◆ The problem: Restate the whole of the material. Keep every word, and drop the pictures.
• • • • •
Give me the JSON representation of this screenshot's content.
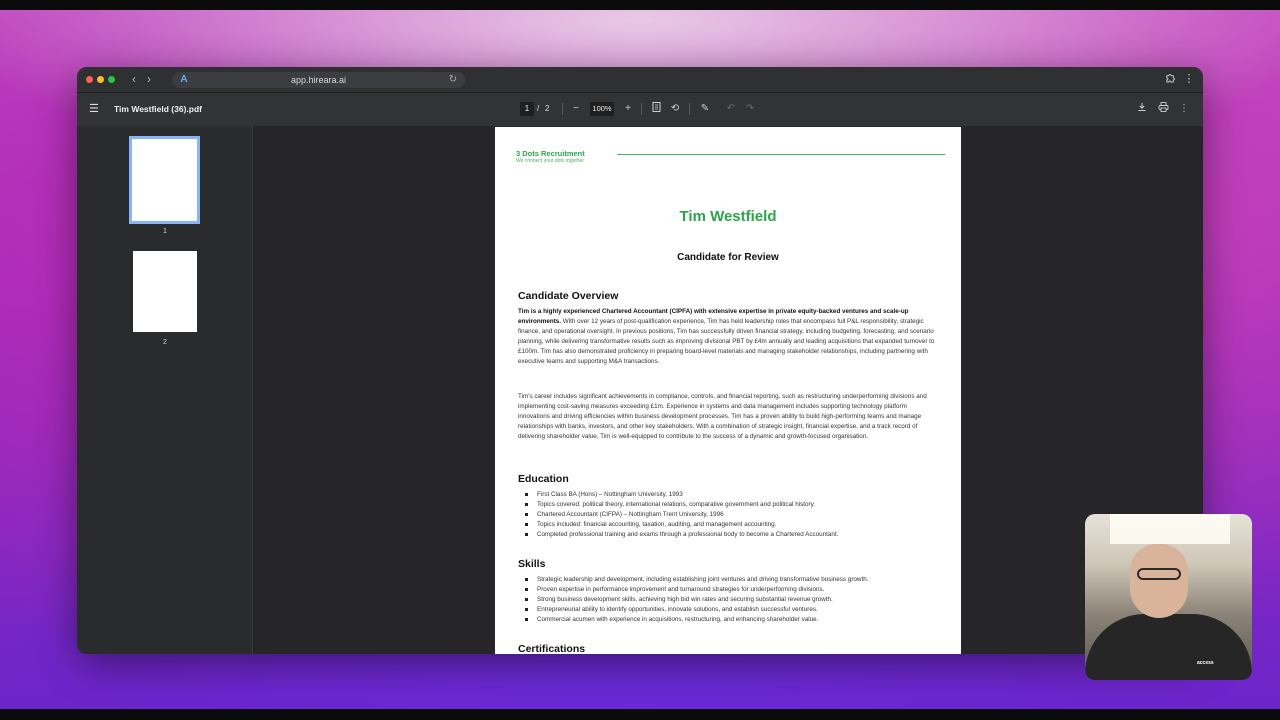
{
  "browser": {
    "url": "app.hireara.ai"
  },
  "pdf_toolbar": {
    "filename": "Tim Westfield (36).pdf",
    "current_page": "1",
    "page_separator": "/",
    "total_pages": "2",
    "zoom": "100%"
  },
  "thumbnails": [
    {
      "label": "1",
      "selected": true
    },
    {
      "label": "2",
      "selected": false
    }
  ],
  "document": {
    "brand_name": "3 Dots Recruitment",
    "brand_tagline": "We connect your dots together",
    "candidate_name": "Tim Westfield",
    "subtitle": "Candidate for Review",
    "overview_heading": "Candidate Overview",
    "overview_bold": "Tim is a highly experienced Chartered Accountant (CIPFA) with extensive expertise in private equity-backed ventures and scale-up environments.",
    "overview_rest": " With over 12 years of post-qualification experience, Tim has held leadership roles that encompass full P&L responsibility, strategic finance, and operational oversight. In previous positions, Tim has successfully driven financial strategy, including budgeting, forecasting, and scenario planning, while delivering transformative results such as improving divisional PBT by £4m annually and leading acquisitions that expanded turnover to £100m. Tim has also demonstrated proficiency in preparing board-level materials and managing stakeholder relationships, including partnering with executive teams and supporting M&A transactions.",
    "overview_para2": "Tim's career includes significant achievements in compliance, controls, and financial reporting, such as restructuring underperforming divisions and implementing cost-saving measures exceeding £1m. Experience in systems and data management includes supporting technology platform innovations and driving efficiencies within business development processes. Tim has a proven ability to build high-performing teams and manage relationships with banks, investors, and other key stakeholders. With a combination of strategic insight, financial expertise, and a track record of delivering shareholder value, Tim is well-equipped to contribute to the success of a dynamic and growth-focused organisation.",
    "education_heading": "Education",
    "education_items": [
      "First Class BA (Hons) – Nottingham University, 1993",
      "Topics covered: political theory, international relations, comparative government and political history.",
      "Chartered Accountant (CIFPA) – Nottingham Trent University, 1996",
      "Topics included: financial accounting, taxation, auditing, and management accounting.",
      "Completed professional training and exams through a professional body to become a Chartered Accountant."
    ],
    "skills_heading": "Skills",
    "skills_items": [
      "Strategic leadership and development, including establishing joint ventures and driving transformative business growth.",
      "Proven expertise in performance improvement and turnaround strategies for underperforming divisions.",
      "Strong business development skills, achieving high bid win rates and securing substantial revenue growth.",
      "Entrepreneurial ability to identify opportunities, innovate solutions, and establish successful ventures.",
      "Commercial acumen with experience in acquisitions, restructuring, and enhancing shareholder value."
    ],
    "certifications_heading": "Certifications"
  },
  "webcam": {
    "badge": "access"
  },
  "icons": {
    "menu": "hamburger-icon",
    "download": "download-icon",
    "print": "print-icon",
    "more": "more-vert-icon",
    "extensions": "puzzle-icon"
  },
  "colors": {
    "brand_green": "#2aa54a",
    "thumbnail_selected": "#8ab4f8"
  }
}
• • • • •
◆ Result for this task:
Give me the JSON representation of this screenshot's content.
{
  "browser": {
    "url": "app.hireara.ai"
  },
  "pdf_toolbar": {
    "filename": "Tim Westfield (36).pdf",
    "current_page": "1",
    "page_separator": "/",
    "total_pages": "2",
    "zoom": "100%"
  },
  "thumbnails": [
    {
      "label": "1",
      "selected": true
    },
    {
      "label": "2",
      "selected": false
    }
  ],
  "document": {
    "brand_name": "3 Dots Recruitment",
    "brand_tagline": "We connect your dots together",
    "candidate_name": "Tim Westfield",
    "subtitle": "Candidate for Review",
    "overview_heading": "Candidate Overview",
    "overview_bold": "Tim is a highly experienced Chartered Accountant (CIPFA) with extensive expertise in private equity-backed ventures and scale-up environments.",
    "overview_rest": " With over 12 years of post-qualification experience, Tim has held leadership roles that encompass full P&L responsibility, strategic finance, and operational oversight. In previous positions, Tim has successfully driven financial strategy, including budgeting, forecasting, and scenario planning, while delivering transformative results such as improving divisional PBT by £4m annually and leading acquisitions that expanded turnover to £100m. Tim has also demonstrated proficiency in preparing board-level materials and managing stakeholder relationships, including partnering with executive teams and supporting M&A transactions.",
    "overview_para2": "Tim's career includes significant achievements in compliance, controls, and financial reporting, such as restructuring underperforming divisions and implementing cost-saving measures exceeding £1m. Experience in systems and data management includes supporting technology platform innovations and driving efficiencies within business development processes. Tim has a proven ability to build high-performing teams and manage relationships with banks, investors, and other key stakeholders. With a combination of strategic insight, financial expertise, and a track record of delivering shareholder value, Tim is well-equipped to contribute to the success of a dynamic and growth-focused organisation.",
    "education_heading": "Education",
    "education_items": [
      "First Class BA (Hons) – Nottingham University, 1993",
      "Topics covered: political theory, international relations, comparative government and political history.",
      "Chartered Accountant (CIFPA) – Nottingham Trent University, 1996",
      "Topics included: financial accounting, taxation, auditing, and management accounting.",
      "Completed professional training and exams through a professional body to become a Chartered Accountant."
    ],
    "skills_heading": "Skills",
    "skills_items": [
      "Strategic leadership and development, including establishing joint ventures and driving transformative business growth.",
      "Proven expertise in performance improvement and turnaround strategies for underperforming divisions.",
      "Strong business development skills, achieving high bid win rates and securing substantial revenue growth.",
      "Entrepreneurial ability to identify opportunities, innovate solutions, and establish successful ventures.",
      "Commercial acumen with experience in acquisitions, restructuring, and enhancing shareholder value."
    ],
    "certifications_heading": "Certifications"
  },
  "webcam": {
    "badge": "access"
  },
  "icons": {
    "menu": "hamburger-icon",
    "download": "download-icon",
    "print": "print-icon",
    "more": "more-vert-icon",
    "extensions": "puzzle-icon"
  },
  "colors": {
    "brand_green": "#2aa54a",
    "thumbnail_selected": "#8ab4f8"
  }
}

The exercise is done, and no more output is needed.